Sans aller jusqu’aux confins du cosmos ou de l’atome, il y a dans la vie courante des phénomènes difficiles à comprendre du point de vue de la cohérence. Avant que je ne parte, une tuile sur le toit de ma maison, bien posée et assurant l’étanchéité depuis 33 ans, s’est décidé de glisser. À la première pluie : « Bonjour l’auréole au plafond ! » Qu’est ce qui lui a fait décider de passer de l’état statique à l’état dynamique ? Un coup de vent ? Ce n’est pas coups de vents qui ont manqué, depuis un tiers de siècle ! Pourquoi l’enchaînement soudain de l’état du repos à celui du mouvement, sans prévenir ? Une feuille sèche se détache de la branche haute d’un platane. Elle tourbillonne joliment vers le sol, alors que ses voisines restent bien tranquilles … Quel fut le mobile pour que celle-ci en particulier ne reste plus immobile ?

+---+

Consigne 1:
Depuis combien de temps la tuile assurait-elle l'étanchéité du toit, d'après le passage cité ?
Consigne 2:
Pourquoi le passage cité juge-t-il qu'un coup de vent ne suffit pas à expliquer le glissement de la tuile ?
Consigne 3:
Prolongez le texte sur la tuile et la feuille de platane en reprenant après sa dernière phrase.
Les lignes n'ont aucun rôle dans cet exercice.

Lignes de données:

+---+

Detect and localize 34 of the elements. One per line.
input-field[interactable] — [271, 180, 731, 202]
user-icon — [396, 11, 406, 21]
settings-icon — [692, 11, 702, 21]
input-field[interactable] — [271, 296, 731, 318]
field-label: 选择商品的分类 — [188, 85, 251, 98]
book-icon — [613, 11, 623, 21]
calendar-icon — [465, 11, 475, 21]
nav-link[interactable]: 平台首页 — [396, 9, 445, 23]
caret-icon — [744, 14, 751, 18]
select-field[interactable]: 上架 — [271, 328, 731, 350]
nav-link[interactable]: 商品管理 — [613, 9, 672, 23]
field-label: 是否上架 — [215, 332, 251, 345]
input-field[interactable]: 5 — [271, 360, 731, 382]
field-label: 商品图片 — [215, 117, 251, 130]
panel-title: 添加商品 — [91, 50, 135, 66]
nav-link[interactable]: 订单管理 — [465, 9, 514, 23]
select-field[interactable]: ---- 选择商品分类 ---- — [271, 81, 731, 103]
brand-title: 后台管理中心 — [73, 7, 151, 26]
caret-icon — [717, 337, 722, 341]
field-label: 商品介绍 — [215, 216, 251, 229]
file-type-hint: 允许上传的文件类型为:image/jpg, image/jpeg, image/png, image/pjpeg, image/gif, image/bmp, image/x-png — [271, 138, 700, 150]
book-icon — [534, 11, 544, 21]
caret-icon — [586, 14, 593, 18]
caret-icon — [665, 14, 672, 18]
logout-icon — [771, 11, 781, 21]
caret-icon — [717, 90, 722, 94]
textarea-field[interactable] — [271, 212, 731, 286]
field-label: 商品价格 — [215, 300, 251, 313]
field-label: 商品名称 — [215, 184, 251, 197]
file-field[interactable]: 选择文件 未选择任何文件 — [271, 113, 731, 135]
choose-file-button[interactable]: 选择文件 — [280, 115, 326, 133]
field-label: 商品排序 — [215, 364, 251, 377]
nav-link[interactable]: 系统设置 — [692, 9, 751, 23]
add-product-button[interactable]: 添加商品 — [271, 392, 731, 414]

+---+

Réponse attendue 1:
Depuis 33 ans.

Réponse attendue 2:
Les coups de vent n'ont pas manqué depuis un tiers de siècle, et la tuile est pourtant restée bien posée pendant tout ce temps. Le vent n'explique donc pas pourquoi elle passe soudain du repos au mouvement.

Réponse attendue 3:
Intuition et logique manquent parfois de cohérence. Les amis de mes amis sont mes amis. Mais que sont les ennemis de mes ennemis ? Pourquoi, en algèbre, « moins par moins donne plus » ? Pourquoi trop, c’est trop ? À partir de combien de personnes la foule à la terrasse d’un bistrot vous fait-elle renoncer à vous y installer ? En même temps, peu, c’est trop peu … comme quand je termine un verre de bonne liqueur ! Tantôt, signe d’incohérence, je généralise quand il faudrait plutôt individualiser, et tantôt c’est le contraire ! Il n’y a, à priori, aucun lien cohérent entre la foule sur la terrasse et ce qui reste au fond de mon verre, mais le tenancier de ce bar d’El Arcos, lui, en trouve une. Il me dit que la raison pour laquelle il ne peut me resservir de cette excellente Izarra (liqueur basque), c’est qu’il y trop de gens à la terrasse qui l’ont commandée ! En fait, je crois qu’il a peur que je devienne incohérent !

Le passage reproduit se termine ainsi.